## What this task involves:
Restate, word for word, all of the material shown below.

## Provided entries:
▬▬▬▬▬▬

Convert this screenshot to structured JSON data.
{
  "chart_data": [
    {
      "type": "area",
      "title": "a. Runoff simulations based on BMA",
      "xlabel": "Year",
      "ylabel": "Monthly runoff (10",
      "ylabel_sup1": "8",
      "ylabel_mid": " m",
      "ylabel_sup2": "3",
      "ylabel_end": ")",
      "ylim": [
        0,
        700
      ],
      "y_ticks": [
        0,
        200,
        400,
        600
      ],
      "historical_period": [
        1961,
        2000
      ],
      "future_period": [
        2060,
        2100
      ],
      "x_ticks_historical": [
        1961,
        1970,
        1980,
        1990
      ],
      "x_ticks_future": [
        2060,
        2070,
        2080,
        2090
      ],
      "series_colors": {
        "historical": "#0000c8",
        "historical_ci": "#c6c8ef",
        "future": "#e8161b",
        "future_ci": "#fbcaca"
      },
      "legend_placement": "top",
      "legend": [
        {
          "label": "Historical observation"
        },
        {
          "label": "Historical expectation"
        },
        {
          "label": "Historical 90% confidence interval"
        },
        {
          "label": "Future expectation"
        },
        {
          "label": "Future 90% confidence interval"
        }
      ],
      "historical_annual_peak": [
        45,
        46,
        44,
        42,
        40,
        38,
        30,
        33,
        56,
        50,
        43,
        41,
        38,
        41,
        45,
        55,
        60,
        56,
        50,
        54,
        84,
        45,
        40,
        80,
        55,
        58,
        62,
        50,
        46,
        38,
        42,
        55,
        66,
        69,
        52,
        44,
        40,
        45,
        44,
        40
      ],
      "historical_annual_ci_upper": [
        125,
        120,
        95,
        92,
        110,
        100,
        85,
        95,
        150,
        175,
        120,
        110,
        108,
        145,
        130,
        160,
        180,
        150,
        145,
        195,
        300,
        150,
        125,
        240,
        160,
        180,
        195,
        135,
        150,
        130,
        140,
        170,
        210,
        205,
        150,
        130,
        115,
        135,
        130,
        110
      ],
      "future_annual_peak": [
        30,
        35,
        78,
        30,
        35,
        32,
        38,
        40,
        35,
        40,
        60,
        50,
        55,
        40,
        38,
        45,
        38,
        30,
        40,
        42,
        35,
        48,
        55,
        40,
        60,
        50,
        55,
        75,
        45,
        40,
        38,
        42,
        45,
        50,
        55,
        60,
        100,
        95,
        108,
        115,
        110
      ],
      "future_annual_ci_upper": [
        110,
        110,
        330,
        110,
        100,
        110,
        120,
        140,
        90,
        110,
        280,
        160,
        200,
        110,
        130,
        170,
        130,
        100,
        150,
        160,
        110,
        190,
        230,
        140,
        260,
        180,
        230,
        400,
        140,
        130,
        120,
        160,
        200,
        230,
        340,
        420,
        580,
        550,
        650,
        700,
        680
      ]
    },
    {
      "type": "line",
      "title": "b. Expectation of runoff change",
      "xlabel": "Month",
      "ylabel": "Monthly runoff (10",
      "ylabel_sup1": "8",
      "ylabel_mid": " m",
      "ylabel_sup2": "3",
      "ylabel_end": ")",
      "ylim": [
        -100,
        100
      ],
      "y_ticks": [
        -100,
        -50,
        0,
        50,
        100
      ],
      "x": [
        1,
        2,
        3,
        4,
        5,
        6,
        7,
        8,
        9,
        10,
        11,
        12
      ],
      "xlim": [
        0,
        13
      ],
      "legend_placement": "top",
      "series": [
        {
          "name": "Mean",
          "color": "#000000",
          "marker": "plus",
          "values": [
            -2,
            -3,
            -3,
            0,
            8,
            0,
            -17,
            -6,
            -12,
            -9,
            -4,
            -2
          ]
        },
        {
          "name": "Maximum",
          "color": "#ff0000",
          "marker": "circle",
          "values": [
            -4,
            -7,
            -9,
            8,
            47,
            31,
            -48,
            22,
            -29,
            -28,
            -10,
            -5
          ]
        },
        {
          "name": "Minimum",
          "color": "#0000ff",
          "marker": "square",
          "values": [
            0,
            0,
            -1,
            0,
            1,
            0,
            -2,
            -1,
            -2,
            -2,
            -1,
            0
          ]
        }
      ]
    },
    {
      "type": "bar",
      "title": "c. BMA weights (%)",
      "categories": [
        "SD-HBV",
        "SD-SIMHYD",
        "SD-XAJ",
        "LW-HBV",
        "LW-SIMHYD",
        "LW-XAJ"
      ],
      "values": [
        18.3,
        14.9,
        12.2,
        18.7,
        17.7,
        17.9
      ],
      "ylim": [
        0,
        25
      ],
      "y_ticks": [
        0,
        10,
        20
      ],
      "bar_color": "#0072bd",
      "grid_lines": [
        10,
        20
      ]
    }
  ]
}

▬▬▬▬▬▬

## Exercise solution:
Convert this screenshot to structured JSON data.
{
  "chart_data": [
    {
      "type": "area",
      "title": "a. Runoff simulations based on BMA",
      "xlabel": "Year",
      "ylabel": "Monthly runoff (10",
      "ylabel_sup1": "8",
      "ylabel_mid": " m",
      "ylabel_sup2": "3",
      "ylabel_end": ")",
      "ylim": [
        0,
        700
      ],
      "y_ticks": [
        0,
        200,
        400,
        600
      ],
      "historical_period": [
        1961,
        2000
      ],
      "future_period": [
        2060,
        2100
      ],
      "x_ticks_historical": [
        1961,
        1970,
        1980,
        1990
      ],
      "x_ticks_future": [
        2060,
        2070,
        2080,
        2090
      ],
      "series_colors": {
        "historical": "#0000c8",
        "historical_ci": "#c6c8ef",
        "future": "#e8161b",
        "future_ci": "#fbcaca"
      },
      "legend_placement": "top",
      "legend": [
        {
          "label": "Historical observation"
        },
        {
          "label": "Historical expectation"
        },
        {
          "label": "Historical 90% confidence interval"
        },
        {
          "label": "Future expectation"
        },
        {
          "label": "Future 90% confidence interval"
        }
      ],
      "historical_annual_peak": [
        45,
        46,
        44,
        42,
        40,
        38,
        30,
        33,
        56,
        50,
        43,
        41,
        38,
        41,
        45,
        55,
        60,
        56,
        50,
        54,
        84,
        45,
        40,
        80,
        55,
        58,
        62,
        50,
        46,
        38,
        42,
        55,
        66,
        69,
        52,
        44,
        40,
        45,
        44,
        40
      ],
      "historical_annual_ci_upper": [
        125,
        120,
        95,
        92,
        110,
        100,
        85,
        95,
        150,
        175,
        120,
        110,
        108,
        145,
        130,
        160,
        180,
        150,
        145,
        195,
        300,
        150,
        125,
        240,
        160,
        180,
        195,
        135,
        150,
        130,
        140,
        170,
        210,
        205,
        150,
        130,
        115,
        135,
        130,
        110
      ],
      "future_annual_peak": [
        30,
        35,
        78,
        30,
        35,
        32,
        38,
        40,
        35,
        40,
        60,
        50,
        55,
        40,
        38,
        45,
        38,
        30,
        40,
        42,
        35,
        48,
        55,
        40,
        60,
        50,
        55,
        75,
        45,
        40,
        38,
        42,
        45,
        50,
        55,
        60,
        100,
        95,
        108,
        115,
        110
      ],
      "future_annual_ci_upper": [
        110,
        110,
        330,
        110,
        100,
        110,
        120,
        140,
        90,
        110,
        280,
        160,
        200,
        110,
        130,
        170,
        130,
        100,
        150,
        160,
        110,
        190,
        230,
        140,
        260,
        180,
        230,
        400,
        140,
        130,
        120,
        160,
        200,
        230,
        340,
        420,
        580,
        550,
        650,
        700,
        680
      ]
    },
    {
      "type": "line",
      "title": "b. Expectation of runoff change",
      "xlabel": "Month",
      "ylabel": "Monthly runoff (10",
      "ylabel_sup1": "8",
      "ylabel_mid": " m",
      "ylabel_sup2": "3",
      "ylabel_end": ")",
      "ylim": [
        -100,
        100
      ],
      "y_ticks": [
        -100,
        -50,
        0,
        50,
        100
      ],
      "x": [
        1,
        2,
        3,
        4,
        5,
        6,
        7,
        8,
        9,
        10,
        11,
        12
      ],
      "xlim": [
        0,
        13
      ],
      "legend_placement": "top",
      "series": [
        {
          "name": "Mean",
          "color": "#000000",
          "marker": "plus",
          "values": [
            -2,
            -3,
            -3,
            0,
            8,
            0,
            -17,
            -6,
            -12,
            -9,
            -4,
            -2
          ]
        },
        {
          "name": "Maximum",
          "color": "#ff0000",
          "marker": "circle",
          "values": [
            -4,
            -7,
            -9,
            8,
            47,
            31,
            -48,
            22,
            -29,
            -28,
            -10,
            -5
          ]
        },
        {
          "name": "Minimum",
          "color": "#0000ff",
          "marker": "square",
          "values": [
            0,
            0,
            -1,
            0,
            1,
            0,
            -2,
            -1,
            -2,
            -2,
            -1,
            0
          ]
        }
      ]
    },
    {
      "type": "bar",
      "title": "c. BMA weights (%)",
      "categories": [
        "SD-HBV",
        "SD-SIMHYD",
        "SD-XAJ",
        "LW-HBV",
        "LW-SIMHYD",
        "LW-XAJ"
      ],
      "values": [
        18.3,
        14.9,
        12.2,
        18.7,
        17.7,
        17.9
      ],
      "ylim": [
        0,
        25
      ],
      "y_ticks": [
        0,
        10,
        20
      ],
      "bar_color": "#0072bd",
      "grid_lines": [
        10,
        20
      ]
    }
  ]
}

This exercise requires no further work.